> Data for this exercise
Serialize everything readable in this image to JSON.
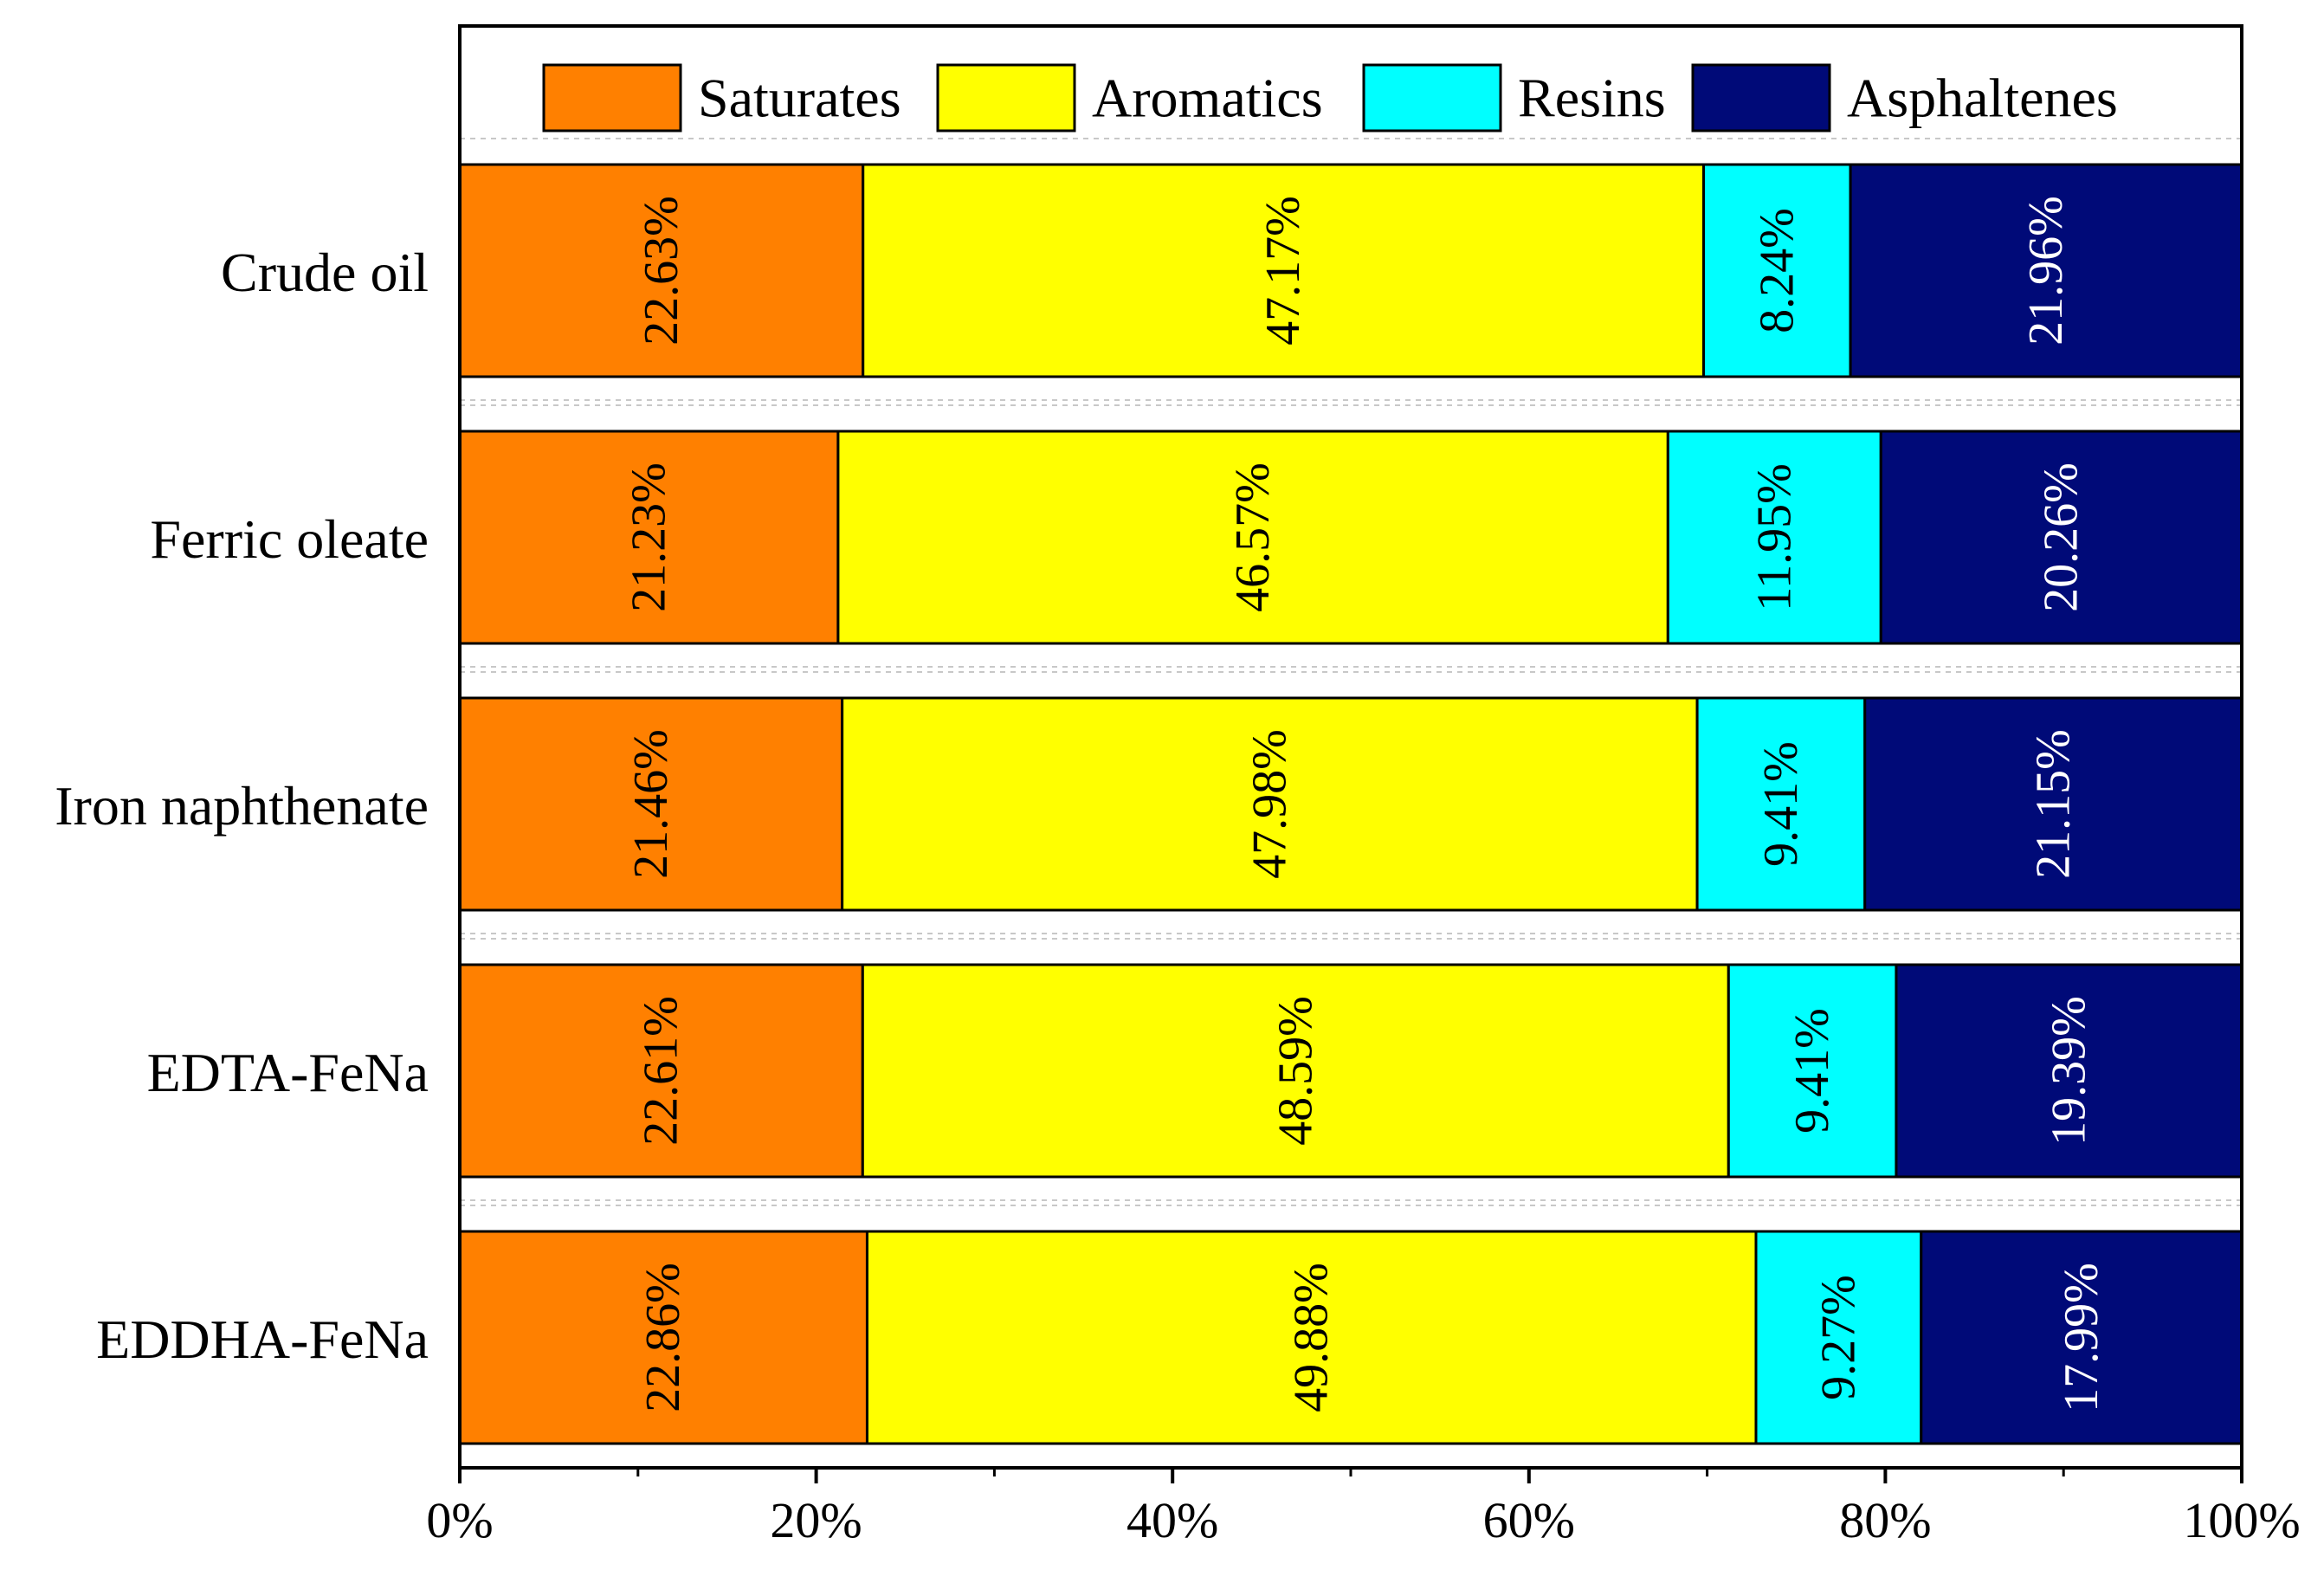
{
  "chart_data": {
    "type": "bar",
    "orientation": "horizontal",
    "stacked": "percent",
    "title": "",
    "xlabel": "",
    "ylabel": "",
    "xlim": [
      0,
      100
    ],
    "x_ticks": [
      "0%",
      "20%",
      "40%",
      "60%",
      "80%",
      "100%"
    ],
    "legend_position": "top",
    "categories": [
      "Crude oil",
      "Ferric oleate",
      "Iron naphthenate",
      "EDTA-FeNa",
      "EDDHA-FeNa"
    ],
    "series": [
      {
        "name": "Saturates",
        "color": "#ff8000",
        "label_color": "#000000",
        "values": [
          22.63,
          21.23,
          21.46,
          22.61,
          22.86
        ],
        "labels": [
          "22.63%",
          "21.23%",
          "21.46%",
          "22.61%",
          "22.86%"
        ]
      },
      {
        "name": "Aromatics",
        "color": "#ffff00",
        "label_color": "#000000",
        "values": [
          47.17,
          46.57,
          47.98,
          48.59,
          49.88
        ],
        "labels": [
          "47.17%",
          "46.57%",
          "47.98%",
          "48.59%",
          "49.88%"
        ]
      },
      {
        "name": "Resins",
        "color": "#00ffff",
        "label_color": "#000000",
        "values": [
          8.24,
          11.95,
          9.41,
          9.41,
          9.27
        ],
        "labels": [
          "8.24%",
          "11.95%",
          "9.41%",
          "9.41%",
          "9.27%"
        ]
      },
      {
        "name": "Asphaltenes",
        "color": "#000a78",
        "label_color": "#ffffff",
        "values": [
          21.96,
          20.26,
          21.15,
          19.39,
          17.99
        ],
        "labels": [
          "21.96%",
          "20.26%",
          "21.15%",
          "19.39%",
          "17.99%"
        ]
      }
    ]
  }
}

> Goal
Skip the images and write out the rest of the listing exactly.

> Task result
Serialize everything readable in this image to JSON.
{
  "chart_data": {
    "type": "bar",
    "orientation": "horizontal",
    "stacked": "percent",
    "title": "",
    "xlabel": "",
    "ylabel": "",
    "xlim": [
      0,
      100
    ],
    "x_ticks": [
      "0%",
      "20%",
      "40%",
      "60%",
      "80%",
      "100%"
    ],
    "legend_position": "top",
    "categories": [
      "Crude oil",
      "Ferric oleate",
      "Iron naphthenate",
      "EDTA-FeNa",
      "EDDHA-FeNa"
    ],
    "series": [
      {
        "name": "Saturates",
        "color": "#ff8000",
        "label_color": "#000000",
        "values": [
          22.63,
          21.23,
          21.46,
          22.61,
          22.86
        ],
        "labels": [
          "22.63%",
          "21.23%",
          "21.46%",
          "22.61%",
          "22.86%"
        ]
      },
      {
        "name": "Aromatics",
        "color": "#ffff00",
        "label_color": "#000000",
        "values": [
          47.17,
          46.57,
          47.98,
          48.59,
          49.88
        ],
        "labels": [
          "47.17%",
          "46.57%",
          "47.98%",
          "48.59%",
          "49.88%"
        ]
      },
      {
        "name": "Resins",
        "color": "#00ffff",
        "label_color": "#000000",
        "values": [
          8.24,
          11.95,
          9.41,
          9.41,
          9.27
        ],
        "labels": [
          "8.24%",
          "11.95%",
          "9.41%",
          "9.41%",
          "9.27%"
        ]
      },
      {
        "name": "Asphaltenes",
        "color": "#000a78",
        "label_color": "#ffffff",
        "values": [
          21.96,
          20.26,
          21.15,
          19.39,
          17.99
        ],
        "labels": [
          "21.96%",
          "20.26%",
          "21.15%",
          "19.39%",
          "17.99%"
        ]
      }
    ]
  }
}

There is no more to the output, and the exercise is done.